> WORK TO DO
Exact repetition is required: output every record in full.

* start DATA TO PROCESS *

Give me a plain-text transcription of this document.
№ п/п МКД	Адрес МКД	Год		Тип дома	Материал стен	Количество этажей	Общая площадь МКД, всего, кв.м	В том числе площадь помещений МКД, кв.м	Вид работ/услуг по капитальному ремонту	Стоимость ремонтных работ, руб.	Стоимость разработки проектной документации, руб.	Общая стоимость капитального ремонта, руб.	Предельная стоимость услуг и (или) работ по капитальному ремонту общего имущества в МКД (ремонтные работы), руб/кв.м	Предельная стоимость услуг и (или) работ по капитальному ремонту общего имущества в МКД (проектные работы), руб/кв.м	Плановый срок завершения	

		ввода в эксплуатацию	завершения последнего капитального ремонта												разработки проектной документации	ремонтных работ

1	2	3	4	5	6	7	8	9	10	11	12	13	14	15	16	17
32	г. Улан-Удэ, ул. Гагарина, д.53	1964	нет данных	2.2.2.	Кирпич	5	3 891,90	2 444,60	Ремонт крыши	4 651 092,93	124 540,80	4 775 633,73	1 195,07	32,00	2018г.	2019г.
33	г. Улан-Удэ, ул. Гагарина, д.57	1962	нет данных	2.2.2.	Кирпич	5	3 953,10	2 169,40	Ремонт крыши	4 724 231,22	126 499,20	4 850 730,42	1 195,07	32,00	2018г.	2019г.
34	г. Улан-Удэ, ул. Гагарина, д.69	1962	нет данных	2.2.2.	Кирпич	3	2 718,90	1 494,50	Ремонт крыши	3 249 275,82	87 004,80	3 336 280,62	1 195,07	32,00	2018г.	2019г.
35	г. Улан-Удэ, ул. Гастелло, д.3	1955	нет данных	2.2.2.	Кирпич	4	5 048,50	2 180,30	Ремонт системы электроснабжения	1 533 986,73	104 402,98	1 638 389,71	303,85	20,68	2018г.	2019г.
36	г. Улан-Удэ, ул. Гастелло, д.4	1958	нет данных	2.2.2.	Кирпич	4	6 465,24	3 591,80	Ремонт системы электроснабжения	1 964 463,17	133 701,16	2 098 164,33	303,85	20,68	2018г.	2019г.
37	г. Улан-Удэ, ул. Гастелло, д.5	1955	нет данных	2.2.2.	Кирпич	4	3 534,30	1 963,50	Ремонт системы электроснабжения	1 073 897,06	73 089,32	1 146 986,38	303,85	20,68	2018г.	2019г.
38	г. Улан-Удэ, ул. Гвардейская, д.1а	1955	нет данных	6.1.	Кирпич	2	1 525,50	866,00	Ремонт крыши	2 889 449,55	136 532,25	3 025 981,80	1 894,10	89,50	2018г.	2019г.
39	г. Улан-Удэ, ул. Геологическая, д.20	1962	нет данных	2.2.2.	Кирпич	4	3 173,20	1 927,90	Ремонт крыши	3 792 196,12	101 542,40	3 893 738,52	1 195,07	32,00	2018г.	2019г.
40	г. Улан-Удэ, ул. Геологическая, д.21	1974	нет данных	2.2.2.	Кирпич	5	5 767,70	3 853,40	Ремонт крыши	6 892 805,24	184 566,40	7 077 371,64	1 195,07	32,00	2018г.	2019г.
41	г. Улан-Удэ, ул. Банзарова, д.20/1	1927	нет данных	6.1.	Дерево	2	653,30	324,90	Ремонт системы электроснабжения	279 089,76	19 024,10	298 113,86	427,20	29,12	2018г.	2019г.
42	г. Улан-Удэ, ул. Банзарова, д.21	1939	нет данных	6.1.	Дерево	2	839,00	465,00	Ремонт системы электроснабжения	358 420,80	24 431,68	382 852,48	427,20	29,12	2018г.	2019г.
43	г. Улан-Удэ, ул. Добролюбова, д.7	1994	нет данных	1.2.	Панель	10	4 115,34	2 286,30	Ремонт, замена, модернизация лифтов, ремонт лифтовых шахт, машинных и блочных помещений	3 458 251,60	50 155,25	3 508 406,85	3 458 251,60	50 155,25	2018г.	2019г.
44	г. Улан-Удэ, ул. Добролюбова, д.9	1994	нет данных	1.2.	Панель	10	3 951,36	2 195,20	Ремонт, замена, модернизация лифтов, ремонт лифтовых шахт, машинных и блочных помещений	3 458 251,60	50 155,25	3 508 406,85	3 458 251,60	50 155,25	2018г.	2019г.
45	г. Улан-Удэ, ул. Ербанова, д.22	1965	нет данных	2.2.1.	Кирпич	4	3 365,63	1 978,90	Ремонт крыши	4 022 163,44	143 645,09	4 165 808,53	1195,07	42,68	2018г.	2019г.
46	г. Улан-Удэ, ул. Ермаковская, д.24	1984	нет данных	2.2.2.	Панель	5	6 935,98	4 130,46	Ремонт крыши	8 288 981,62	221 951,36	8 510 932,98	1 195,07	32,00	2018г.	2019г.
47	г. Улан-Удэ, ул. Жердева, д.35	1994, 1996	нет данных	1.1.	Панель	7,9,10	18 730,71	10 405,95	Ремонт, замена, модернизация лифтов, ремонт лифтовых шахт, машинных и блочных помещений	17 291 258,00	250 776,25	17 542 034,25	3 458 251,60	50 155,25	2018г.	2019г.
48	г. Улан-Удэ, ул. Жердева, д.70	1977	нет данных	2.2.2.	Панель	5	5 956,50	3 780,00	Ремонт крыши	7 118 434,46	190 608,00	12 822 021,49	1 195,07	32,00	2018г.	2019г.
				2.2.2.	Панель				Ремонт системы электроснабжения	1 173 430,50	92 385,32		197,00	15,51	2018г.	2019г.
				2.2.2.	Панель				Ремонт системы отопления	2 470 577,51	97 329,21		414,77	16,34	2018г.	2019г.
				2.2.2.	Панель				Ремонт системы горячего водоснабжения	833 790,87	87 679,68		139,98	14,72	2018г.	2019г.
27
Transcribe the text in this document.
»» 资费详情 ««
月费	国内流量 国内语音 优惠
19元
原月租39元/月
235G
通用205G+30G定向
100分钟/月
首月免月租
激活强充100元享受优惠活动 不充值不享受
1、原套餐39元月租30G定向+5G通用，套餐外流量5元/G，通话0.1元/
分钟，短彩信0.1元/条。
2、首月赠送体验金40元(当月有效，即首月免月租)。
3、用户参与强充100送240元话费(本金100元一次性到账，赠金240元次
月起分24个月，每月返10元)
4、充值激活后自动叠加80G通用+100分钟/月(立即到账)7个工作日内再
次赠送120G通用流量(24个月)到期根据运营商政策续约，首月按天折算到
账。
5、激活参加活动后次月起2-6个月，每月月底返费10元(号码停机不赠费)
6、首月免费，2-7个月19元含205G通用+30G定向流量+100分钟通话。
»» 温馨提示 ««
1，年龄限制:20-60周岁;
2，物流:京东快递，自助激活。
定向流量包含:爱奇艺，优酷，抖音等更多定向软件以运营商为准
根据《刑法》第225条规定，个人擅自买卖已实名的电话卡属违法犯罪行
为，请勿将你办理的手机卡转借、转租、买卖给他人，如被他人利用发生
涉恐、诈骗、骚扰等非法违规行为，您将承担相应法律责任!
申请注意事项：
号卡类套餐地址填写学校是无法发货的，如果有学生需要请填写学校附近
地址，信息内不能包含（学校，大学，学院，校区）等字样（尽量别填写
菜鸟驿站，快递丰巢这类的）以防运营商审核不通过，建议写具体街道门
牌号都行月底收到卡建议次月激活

* end DATA TO PROCESS *

> WRITTEN SOLUTION
Give me a plain-text transcription of this document.
№ п/п МКД	Адрес МКД	Год		Тип дома	Материал стен	Количество этажей	Общая площадь МКД, всего, кв.м	В том числе площадь помещений МКД, кв.м	Вид работ/услуг по капитальному ремонту	Стоимость ремонтных работ, руб.	Стоимость разработки проектной документации, руб.	Общая стоимость капитального ремонта, руб.	Предельная стоимость услуг и (или) работ по капитальному ремонту общего имущества в МКД (ремонтные работы), руб/кв.м	Предельная стоимость услуг и (или) работ по капитальному ремонту общего имущества в МКД (проектные работы), руб/кв.м	Плановый срок завершения	

		ввода в эксплуатацию	завершения последнего капитального ремонта												разработки проектной документации	ремонтных работ

1	2	3	4	5	6	7	8	9	10	11	12	13	14	15	16	17
32	г. Улан-Удэ, ул. Гагарина, д.53	1964	нет данных	2.2.2.	Кирпич	5	3 891,90	2 444,60	Ремонт крыши	4 651 092,93	124 540,80	4 775 633,73	1 195,07	32,00	2018г.	2019г.
33	г. Улан-Удэ, ул. Гагарина, д.57	1962	нет данных	2.2.2.	Кирпич	5	3 953,10	2 169,40	Ремонт крыши	4 724 231,22	126 499,20	4 850 730,42	1 195,07	32,00	2018г.	2019г.
34	г. Улан-Удэ, ул. Гагарина, д.69	1962	нет данных	2.2.2.	Кирпич	3	2 718,90	1 494,50	Ремонт крыши	3 249 275,82	87 004,80	3 336 280,62	1 195,07	32,00	2018г.	2019г.
35	г. Улан-Удэ, ул. Гастелло, д.3	1955	нет данных	2.2.2.	Кирпич	4	5 048,50	2 180,30	Ремонт системы электроснабжения	1 533 986,73	104 402,98	1 638 389,71	303,85	20,68	2018г.	2019г.
36	г. Улан-Удэ, ул. Гастелло, д.4	1958	нет данных	2.2.2.	Кирпич	4	6 465,24	3 591,80	Ремонт системы электроснабжения	1 964 463,17	133 701,16	2 098 164,33	303,85	20,68	2018г.	2019г.
37	г. Улан-Удэ, ул. Гастелло, д.5	1955	нет данных	2.2.2.	Кирпич	4	3 534,30	1 963,50	Ремонт системы электроснабжения	1 073 897,06	73 089,32	1 146 986,38	303,85	20,68	2018г.	2019г.
38	г. Улан-Удэ, ул. Гвардейская, д.1а	1955	нет данных	6.1.	Кирпич	2	1 525,50	866,00	Ремонт крыши	2 889 449,55	136 532,25	3 025 981,80	1 894,10	89,50	2018г.	2019г.
39	г. Улан-Удэ, ул. Геологическая, д.20	1962	нет данных	2.2.2.	Кирпич	4	3 173,20	1 927,90	Ремонт крыши	3 792 196,12	101 542,40	3 893 738,52	1 195,07	32,00	2018г.	2019г.
40	г. Улан-Удэ, ул. Геологическая, д.21	1974	нет данных	2.2.2.	Кирпич	5	5 767,70	3 853,40	Ремонт крыши	6 892 805,24	184 566,40	7 077 371,64	1 195,07	32,00	2018г.	2019г.
41	г. Улан-Удэ, ул. Банзарова, д.20/1	1927	нет данных	6.1.	Дерево	2	653,30	324,90	Ремонт системы электроснабжения	279 089,76	19 024,10	298 113,86	427,20	29,12	2018г.	2019г.
42	г. Улан-Удэ, ул. Банзарова, д.21	1939	нет данных	6.1.	Дерево	2	839,00	465,00	Ремонт системы электроснабжения	358 420,80	24 431,68	382 852,48	427,20	29,12	2018г.	2019г.
43	г. Улан-Удэ, ул. Добролюбова, д.7	1994	нет данных	1.2.	Панель	10	4 115,34	2 286,30	Ремонт, замена, модернизация лифтов, ремонт лифтовых шахт, машинных и блочных помещений	3 458 251,60	50 155,25	3 508 406,85	3 458 251,60	50 155,25	2018г.	2019г.
44	г. Улан-Удэ, ул. Добролюбова, д.9	1994	нет данных	1.2.	Панель	10	3 951,36	2 195,20	Ремонт, замена, модернизация лифтов, ремонт лифтовых шахт, машинных и блочных помещений	3 458 251,60	50 155,25	3 508 406,85	3 458 251,60	50 155,25	2018г.	2019г.
45	г. Улан-Удэ, ул. Ербанова, д.22	1965	нет данных	2.2.1.	Кирпич	4	3 365,63	1 978,90	Ремонт крыши	4 022 163,44	143 645,09	4 165 808,53	1195,07	42,68	2018г.	2019г.
46	г. Улан-Удэ, ул. Ермаковская, д.24	1984	нет данных	2.2.2.	Панель	5	6 935,98	4 130,46	Ремонт крыши	8 288 981,62	221 951,36	8 510 932,98	1 195,07	32,00	2018г.	2019г.
47	г. Улан-Удэ, ул. Жердева, д.35	1994, 1996	нет данных	1.1.	Панель	7,9,10	18 730,71	10 405,95	Ремонт, замена, модернизация лифтов, ремонт лифтовых шахт, машинных и блочных помещений	17 291 258,00	250 776,25	17 542 034,25	3 458 251,60	50 155,25	2018г.	2019г.
48	г. Улан-Удэ, ул. Жердева, д.70	1977	нет данных	2.2.2.	Панель	5	5 956,50	3 780,00	Ремонт крыши	7 118 434,46	190 608,00	12 822 021,49	1 195,07	32,00	2018г.	2019г.
				2.2.2.	Панель				Ремонт системы электроснабжения	1 173 430,50	92 385,32		197,00	15,51	2018г.	2019г.
				2.2.2.	Панель				Ремонт системы отопления	2 470 577,51	97 329,21		414,77	16,34	2018г.	2019г.
				2.2.2.	Панель				Ремонт системы горячего водоснабжения	833 790,87	87 679,68		139,98	14,72	2018г.	2019г.
27
Transcribe the text in this document.
»» 资费详情 ««
月费	国内流量 国内语音 优惠
19元
原月租39元/月
235G
通用205G+30G定向
100分钟/月
首月免月租
激活强充100元享受优惠活动 不充值不享受
1、原套餐39元月租30G定向+5G通用，套餐外流量5元/G，通话0.1元/
分钟，短彩信0.1元/条。
2、首月赠送体验金40元(当月有效，即首月免月租)。
3、用户参与强充100送240元话费(本金100元一次性到账，赠金240元次
月起分24个月，每月返10元)
4、充值激活后自动叠加80G通用+100分钟/月(立即到账)7个工作日内再
次赠送120G通用流量(24个月)到期根据运营商政策续约，首月按天折算到
账。
5、激活参加活动后次月起2-6个月，每月月底返费10元(号码停机不赠费)
6、首月免费，2-7个月19元含205G通用+30G定向流量+100分钟通话。
»» 温馨提示 ««
1，年龄限制:20-60周岁;
2，物流:京东快递，自助激活。
定向流量包含:爱奇艺，优酷，抖音等更多定向软件以运营商为准
根据《刑法》第225条规定，个人擅自买卖已实名的电话卡属违法犯罪行
为，请勿将你办理的手机卡转借、转租、买卖给他人，如被他人利用发生
涉恐、诈骗、骚扰等非法违规行为，您将承担相应法律责任!
申请注意事项：
号卡类套餐地址填写学校是无法发货的，如果有学生需要请填写学校附近
地址，信息内不能包含（学校，大学，学院，校区）等字样（尽量别填写
菜鸟驿站，快递丰巢这类的）以防运营商审核不通过，建议写具体街道门
牌号都行月底收到卡建议次月激活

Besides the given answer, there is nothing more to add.